## begin Records for this exercise

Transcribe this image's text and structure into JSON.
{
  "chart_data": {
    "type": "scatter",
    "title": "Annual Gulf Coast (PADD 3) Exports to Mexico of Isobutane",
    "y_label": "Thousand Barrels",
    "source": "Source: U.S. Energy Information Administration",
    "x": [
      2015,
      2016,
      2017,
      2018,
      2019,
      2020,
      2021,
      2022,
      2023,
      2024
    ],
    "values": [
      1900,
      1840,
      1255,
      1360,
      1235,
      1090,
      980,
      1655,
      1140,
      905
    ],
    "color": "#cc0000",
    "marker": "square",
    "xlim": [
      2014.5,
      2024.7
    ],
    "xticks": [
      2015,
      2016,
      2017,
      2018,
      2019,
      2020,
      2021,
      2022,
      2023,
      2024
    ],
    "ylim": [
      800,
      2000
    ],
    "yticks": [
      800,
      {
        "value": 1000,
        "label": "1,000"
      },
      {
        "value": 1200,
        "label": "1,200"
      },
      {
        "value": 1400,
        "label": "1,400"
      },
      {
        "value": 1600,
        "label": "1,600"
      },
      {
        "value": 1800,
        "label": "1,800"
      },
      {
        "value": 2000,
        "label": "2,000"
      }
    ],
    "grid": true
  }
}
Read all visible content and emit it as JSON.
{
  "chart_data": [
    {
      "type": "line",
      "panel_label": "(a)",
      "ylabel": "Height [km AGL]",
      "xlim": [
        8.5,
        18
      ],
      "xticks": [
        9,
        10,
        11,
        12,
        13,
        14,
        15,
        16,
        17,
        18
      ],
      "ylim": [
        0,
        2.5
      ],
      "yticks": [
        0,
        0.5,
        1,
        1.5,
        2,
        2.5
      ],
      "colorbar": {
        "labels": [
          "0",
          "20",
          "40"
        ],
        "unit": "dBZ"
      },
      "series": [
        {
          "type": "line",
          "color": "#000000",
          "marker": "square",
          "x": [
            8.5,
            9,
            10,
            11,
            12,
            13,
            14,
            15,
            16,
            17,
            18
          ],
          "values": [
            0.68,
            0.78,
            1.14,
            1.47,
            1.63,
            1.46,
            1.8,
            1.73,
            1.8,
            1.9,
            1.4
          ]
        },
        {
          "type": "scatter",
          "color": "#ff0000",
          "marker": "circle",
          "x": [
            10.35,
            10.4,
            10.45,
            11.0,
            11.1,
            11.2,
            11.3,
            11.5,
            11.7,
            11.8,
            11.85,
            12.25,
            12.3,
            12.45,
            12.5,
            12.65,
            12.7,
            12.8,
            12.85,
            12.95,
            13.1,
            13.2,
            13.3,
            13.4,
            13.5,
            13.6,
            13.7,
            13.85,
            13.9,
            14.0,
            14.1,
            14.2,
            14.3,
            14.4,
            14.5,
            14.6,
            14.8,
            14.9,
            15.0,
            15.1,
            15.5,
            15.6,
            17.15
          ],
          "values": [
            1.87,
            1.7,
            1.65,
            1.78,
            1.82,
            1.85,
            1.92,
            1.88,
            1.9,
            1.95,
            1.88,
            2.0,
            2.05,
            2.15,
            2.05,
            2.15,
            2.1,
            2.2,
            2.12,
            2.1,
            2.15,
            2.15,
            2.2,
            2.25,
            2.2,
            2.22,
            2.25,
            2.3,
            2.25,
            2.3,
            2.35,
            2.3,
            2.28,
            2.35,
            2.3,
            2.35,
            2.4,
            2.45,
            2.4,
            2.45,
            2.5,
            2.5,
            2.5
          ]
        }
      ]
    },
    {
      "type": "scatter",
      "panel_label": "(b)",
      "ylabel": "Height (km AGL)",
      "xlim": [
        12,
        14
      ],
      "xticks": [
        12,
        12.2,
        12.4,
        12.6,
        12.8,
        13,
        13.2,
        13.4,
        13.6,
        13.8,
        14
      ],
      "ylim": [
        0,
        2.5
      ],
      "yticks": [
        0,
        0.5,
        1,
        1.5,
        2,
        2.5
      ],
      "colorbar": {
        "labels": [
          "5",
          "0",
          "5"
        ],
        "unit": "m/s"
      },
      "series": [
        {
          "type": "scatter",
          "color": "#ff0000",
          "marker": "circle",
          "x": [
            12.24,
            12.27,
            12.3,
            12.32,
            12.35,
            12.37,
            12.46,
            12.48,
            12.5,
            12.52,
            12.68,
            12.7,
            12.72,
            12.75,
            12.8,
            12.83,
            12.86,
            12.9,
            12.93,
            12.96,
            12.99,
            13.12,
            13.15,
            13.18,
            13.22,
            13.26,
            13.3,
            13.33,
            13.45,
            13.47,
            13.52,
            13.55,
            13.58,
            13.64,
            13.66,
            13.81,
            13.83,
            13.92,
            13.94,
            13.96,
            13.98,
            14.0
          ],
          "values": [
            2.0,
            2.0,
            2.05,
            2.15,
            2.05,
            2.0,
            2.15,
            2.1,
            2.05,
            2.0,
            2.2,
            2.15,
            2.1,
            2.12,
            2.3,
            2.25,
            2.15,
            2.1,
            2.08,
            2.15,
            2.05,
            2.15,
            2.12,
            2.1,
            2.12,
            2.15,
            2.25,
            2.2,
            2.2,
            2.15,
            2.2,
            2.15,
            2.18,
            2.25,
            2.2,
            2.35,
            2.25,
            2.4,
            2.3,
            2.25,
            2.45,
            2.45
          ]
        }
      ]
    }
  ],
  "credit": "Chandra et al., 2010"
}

## end Records for this exercise

§ **Request**:
Write out all records exactly, keeping every detail.

§ **Exercise solution**:
Transcribe this image's text and structure into JSON.
{
  "chart_data": {
    "type": "scatter",
    "title": "Annual Gulf Coast (PADD 3) Exports to Mexico of Isobutane",
    "y_label": "Thousand Barrels",
    "source": "Source: U.S. Energy Information Administration",
    "x": [
      2015,
      2016,
      2017,
      2018,
      2019,
      2020,
      2021,
      2022,
      2023,
      2024
    ],
    "values": [
      1900,
      1840,
      1255,
      1360,
      1235,
      1090,
      980,
      1655,
      1140,
      905
    ],
    "color": "#cc0000",
    "marker": "square",
    "xlim": [
      2014.5,
      2024.7
    ],
    "xticks": [
      2015,
      2016,
      2017,
      2018,
      2019,
      2020,
      2021,
      2022,
      2023,
      2024
    ],
    "ylim": [
      800,
      2000
    ],
    "yticks": [
      800,
      {
        "value": 1000,
        "label": "1,000"
      },
      {
        "value": 1200,
        "label": "1,200"
      },
      {
        "value": 1400,
        "label": "1,400"
      },
      {
        "value": 1600,
        "label": "1,600"
      },
      {
        "value": 1800,
        "label": "1,800"
      },
      {
        "value": 2000,
        "label": "2,000"
      }
    ],
    "grid": true
  }
}
Read all visible content and emit it as JSON.
{
  "chart_data": [
    {
      "type": "line",
      "panel_label": "(a)",
      "ylabel": "Height [km AGL]",
      "xlim": [
        8.5,
        18
      ],
      "xticks": [
        9,
        10,
        11,
        12,
        13,
        14,
        15,
        16,
        17,
        18
      ],
      "ylim": [
        0,
        2.5
      ],
      "yticks": [
        0,
        0.5,
        1,
        1.5,
        2,
        2.5
      ],
      "colorbar": {
        "labels": [
          "0",
          "20",
          "40"
        ],
        "unit": "dBZ"
      },
      "series": [
        {
          "type": "line",
          "color": "#000000",
          "marker": "square",
          "x": [
            8.5,
            9,
            10,
            11,
            12,
            13,
            14,
            15,
            16,
            17,
            18
          ],
          "values": [
            0.68,
            0.78,
            1.14,
            1.47,
            1.63,
            1.46,
            1.8,
            1.73,
            1.8,
            1.9,
            1.4
          ]
        },
        {
          "type": "scatter",
          "color": "#ff0000",
          "marker": "circle",
          "x": [
            10.35,
            10.4,
            10.45,
            11.0,
            11.1,
            11.2,
            11.3,
            11.5,
            11.7,
            11.8,
            11.85,
            12.25,
            12.3,
            12.45,
            12.5,
            12.65,
            12.7,
            12.8,
            12.85,
            12.95,
            13.1,
            13.2,
            13.3,
            13.4,
            13.5,
            13.6,
            13.7,
            13.85,
            13.9,
            14.0,
            14.1,
            14.2,
            14.3,
            14.4,
            14.5,
            14.6,
            14.8,
            14.9,
            15.0,
            15.1,
            15.5,
            15.6,
            17.15
          ],
          "values": [
            1.87,
            1.7,
            1.65,
            1.78,
            1.82,
            1.85,
            1.92,
            1.88,
            1.9,
            1.95,
            1.88,
            2.0,
            2.05,
            2.15,
            2.05,
            2.15,
            2.1,
            2.2,
            2.12,
            2.1,
            2.15,
            2.15,
            2.2,
            2.25,
            2.2,
            2.22,
            2.25,
            2.3,
            2.25,
            2.3,
            2.35,
            2.3,
            2.28,
            2.35,
            2.3,
            2.35,
            2.4,
            2.45,
            2.4,
            2.45,
            2.5,
            2.5,
            2.5
          ]
        }
      ]
    },
    {
      "type": "scatter",
      "panel_label": "(b)",
      "ylabel": "Height (km AGL)",
      "xlim": [
        12,
        14
      ],
      "xticks": [
        12,
        12.2,
        12.4,
        12.6,
        12.8,
        13,
        13.2,
        13.4,
        13.6,
        13.8,
        14
      ],
      "ylim": [
        0,
        2.5
      ],
      "yticks": [
        0,
        0.5,
        1,
        1.5,
        2,
        2.5
      ],
      "colorbar": {
        "labels": [
          "5",
          "0",
          "5"
        ],
        "unit": "m/s"
      },
      "series": [
        {
          "type": "scatter",
          "color": "#ff0000",
          "marker": "circle",
          "x": [
            12.24,
            12.27,
            12.3,
            12.32,
            12.35,
            12.37,
            12.46,
            12.48,
            12.5,
            12.52,
            12.68,
            12.7,
            12.72,
            12.75,
            12.8,
            12.83,
            12.86,
            12.9,
            12.93,
            12.96,
            12.99,
            13.12,
            13.15,
            13.18,
            13.22,
            13.26,
            13.3,
            13.33,
            13.45,
            13.47,
            13.52,
            13.55,
            13.58,
            13.64,
            13.66,
            13.81,
            13.83,
            13.92,
            13.94,
            13.96,
            13.98,
            14.0
          ],
          "values": [
            2.0,
            2.0,
            2.05,
            2.15,
            2.05,
            2.0,
            2.15,
            2.1,
            2.05,
            2.0,
            2.2,
            2.15,
            2.1,
            2.12,
            2.3,
            2.25,
            2.15,
            2.1,
            2.08,
            2.15,
            2.05,
            2.15,
            2.12,
            2.1,
            2.12,
            2.15,
            2.25,
            2.2,
            2.2,
            2.15,
            2.2,
            2.15,
            2.18,
            2.25,
            2.2,
            2.35,
            2.25,
            2.4,
            2.3,
            2.25,
            2.45,
            2.45
          ]
        }
      ]
    }
  ],
  "credit": "Chandra et al., 2010"
}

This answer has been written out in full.